**LISTING**
'''

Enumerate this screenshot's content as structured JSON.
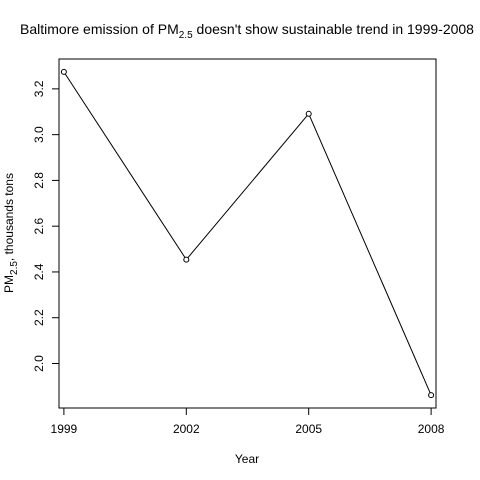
{
  "chart_data": {
    "type": "line",
    "title": {
      "prefix": "Baltimore emission of PM",
      "subscript": "2.5",
      "suffix": " doesn't show sustainable trend in 1999-2008"
    },
    "xlabel": "Year",
    "ylabel": {
      "prefix": "PM",
      "subscript": "2.5",
      "suffix": ", thousands tons"
    },
    "x": [
      1999,
      2002,
      2005,
      2008
    ],
    "y": [
      3.274,
      2.454,
      3.091,
      1.862
    ],
    "xticks": [
      1999,
      2002,
      2005,
      2008
    ],
    "yticks": [
      2.0,
      2.2,
      2.4,
      2.6,
      2.8,
      3.0,
      3.2
    ],
    "ytick_labels": [
      "2.0",
      "2.2",
      "2.4",
      "2.6",
      "2.8",
      "3.0",
      "3.2"
    ],
    "xlim": [
      1998.88,
      2008.12
    ],
    "ylim": [
      1.8055,
      3.3305
    ],
    "grid": false,
    "marker": "open-circle"
  }
}
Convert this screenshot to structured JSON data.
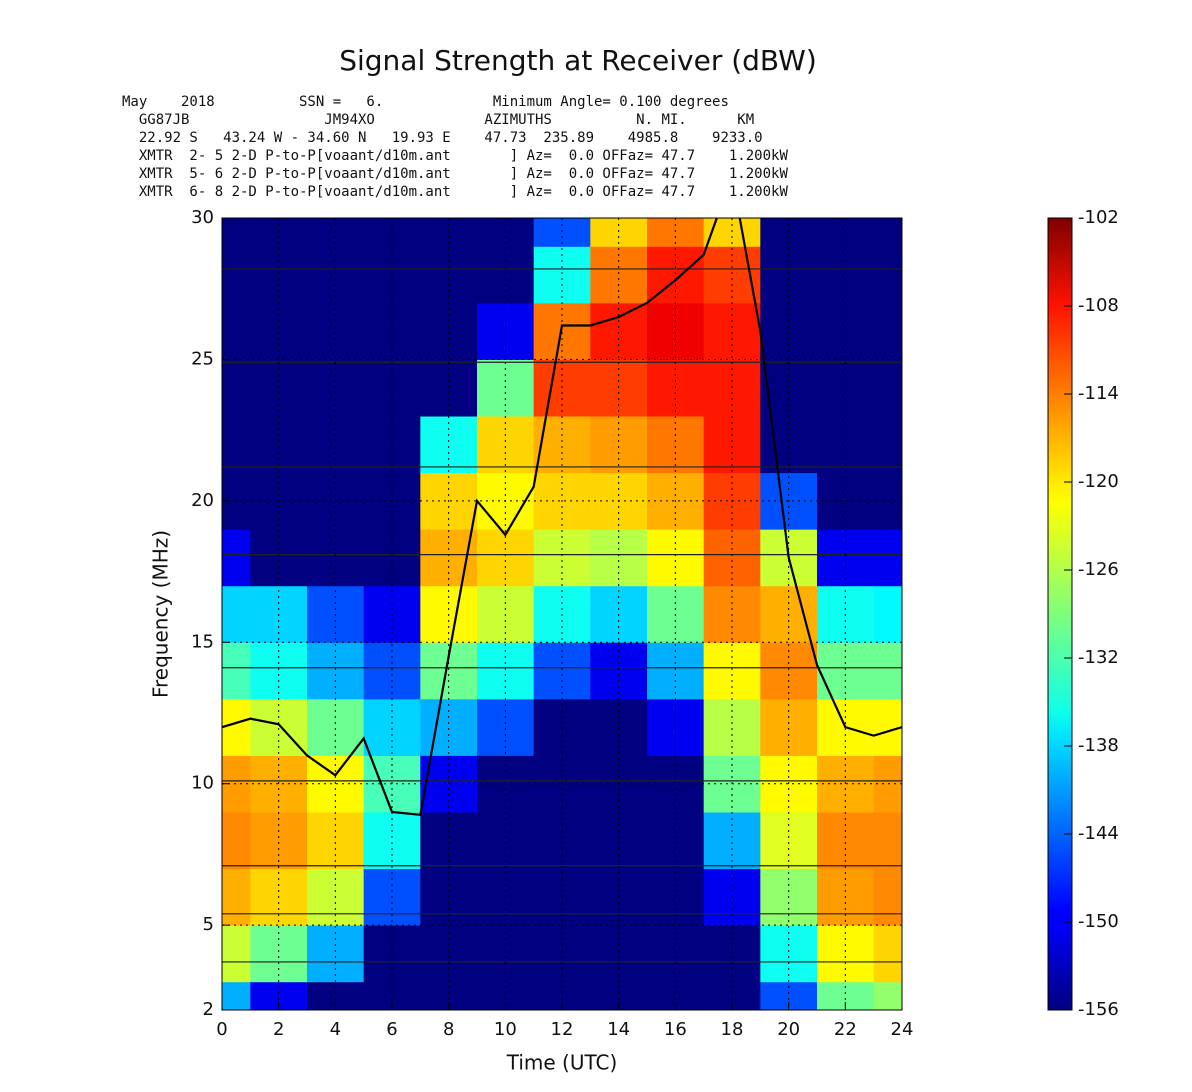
{
  "chart_data": {
    "type": "heatmap",
    "title": "Signal Strength at Receiver (dBW)",
    "header_lines": [
      "May    2018          SSN =   6.             Minimum Angle= 0.100 degrees",
      "  GG87JB                JM94XO             AZIMUTHS          N. MI.      KM",
      "  22.92 S   43.24 W - 34.60 N   19.93 E    47.73  235.89    4985.8    9233.0",
      "  XMTR  2- 5 2-D P-to-P[voaant/d10m.ant       ] Az=  0.0 OFFaz= 47.7    1.200kW",
      "  XMTR  5- 6 2-D P-to-P[voaant/d10m.ant       ] Az=  0.0 OFFaz= 47.7    1.200kW",
      "  XMTR  6- 8 2-D P-to-P[voaant/d10m.ant       ] Az=  0.0 OFFaz= 47.7    1.200kW"
    ],
    "x_label": "Time (UTC)",
    "y_label": "Frequency (MHz)",
    "xlim": [
      0,
      24
    ],
    "xticks": [
      0,
      2,
      4,
      6,
      8,
      10,
      12,
      14,
      16,
      18,
      20,
      22,
      24
    ],
    "ylim": [
      2,
      30
    ],
    "yticks": [
      2,
      5,
      10,
      15,
      20,
      25,
      30
    ],
    "grid": true,
    "x": [
      0,
      2,
      4,
      6,
      8,
      10,
      12,
      14,
      16,
      18,
      20,
      22,
      24
    ],
    "y": [
      2,
      4,
      6,
      8,
      10,
      12,
      14,
      16,
      18,
      20,
      22,
      24,
      26,
      28,
      30
    ],
    "z": [
      [
        -140,
        -125,
        -118,
        -116,
        -117,
        -122,
        -132,
        -138,
        -150,
        -156,
        -156,
        -156,
        -156,
        -156,
        -156
      ],
      [
        -150,
        -130,
        -120,
        -117,
        -118,
        -125,
        -135,
        -138,
        -156,
        -156,
        -156,
        -156,
        -156,
        -156,
        -156
      ],
      [
        -156,
        -140,
        -125,
        -120,
        -122,
        -130,
        -140,
        -145,
        -156,
        -156,
        -156,
        -156,
        -156,
        -156,
        -156
      ],
      [
        -156,
        -156,
        -145,
        -135,
        -132,
        -138,
        -145,
        -150,
        -156,
        -156,
        -156,
        -156,
        -156,
        -156,
        -156
      ],
      [
        -156,
        -156,
        -156,
        -156,
        -150,
        -140,
        -130,
        -122,
        -118,
        -120,
        -135,
        -156,
        -156,
        -156,
        -156
      ],
      [
        -156,
        -156,
        -156,
        -156,
        -156,
        -145,
        -135,
        -125,
        -120,
        -122,
        -120,
        -130,
        -150,
        -156,
        -156
      ],
      [
        -156,
        -156,
        -156,
        -156,
        -156,
        -156,
        -145,
        -135,
        -125,
        -120,
        -118,
        -112,
        -115,
        -135,
        -145
      ],
      [
        -156,
        -156,
        -156,
        -156,
        -156,
        -156,
        -150,
        -138,
        -126,
        -120,
        -117,
        -112,
        -110,
        -115,
        -120
      ],
      [
        -156,
        -156,
        -156,
        -156,
        -156,
        -150,
        -140,
        -130,
        -122,
        -118,
        -115,
        -110,
        -108,
        -110,
        -115
      ],
      [
        -156,
        -156,
        -150,
        -140,
        -130,
        -126,
        -122,
        -116,
        -114,
        -112,
        -110,
        -110,
        -110,
        -112,
        -120
      ],
      [
        -145,
        -135,
        -128,
        -124,
        -122,
        -118,
        -116,
        -118,
        -125,
        -145,
        -156,
        -156,
        -156,
        -156,
        -156
      ],
      [
        -130,
        -122,
        -117,
        -116,
        -118,
        -122,
        -130,
        -135,
        -150,
        -156,
        -156,
        -156,
        -156,
        -156,
        -156
      ],
      [
        -128,
        -120,
        -116,
        -116,
        -117,
        -122,
        -130,
        -136,
        -150,
        -156,
        -156,
        -156,
        -156,
        -156,
        -156
      ]
    ],
    "line": {
      "color": "#000000",
      "x": [
        0,
        1,
        2,
        3,
        4,
        5,
        6,
        7,
        8,
        9,
        10,
        11,
        12,
        13,
        14,
        15,
        16,
        17,
        18,
        19,
        20,
        21,
        22,
        23,
        24
      ],
      "values": [
        12.0,
        12.3,
        12.1,
        11.0,
        10.3,
        11.6,
        9.0,
        8.9,
        14.5,
        20.0,
        18.8,
        20.5,
        26.2,
        26.2,
        26.5,
        27.0,
        27.8,
        28.7,
        31.5,
        26.0,
        18.0,
        14.2,
        12.0,
        11.7,
        12.0
      ]
    },
    "hlines": [
      28.2,
      24.9,
      21.2,
      18.1,
      14.1,
      10.1,
      7.1,
      5.4,
      3.7
    ],
    "colorbar": {
      "lim": [
        -156,
        -102
      ],
      "ticks": [
        -156,
        -150,
        -144,
        -138,
        -132,
        -126,
        -120,
        -114,
        -108,
        -102
      ]
    }
  }
}
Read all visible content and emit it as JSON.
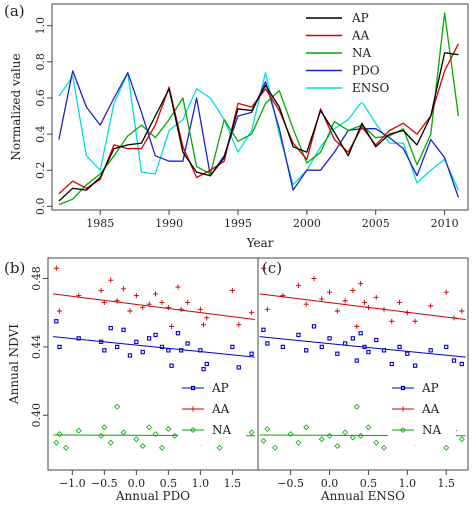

'''

**WHAT YOU NEED TO DO**
Show each line holding the word "structured".

**TASK RESPONSE**
Enumerate this screenshot's content as structured JSON.
Convert this screenshot to structured JSON data.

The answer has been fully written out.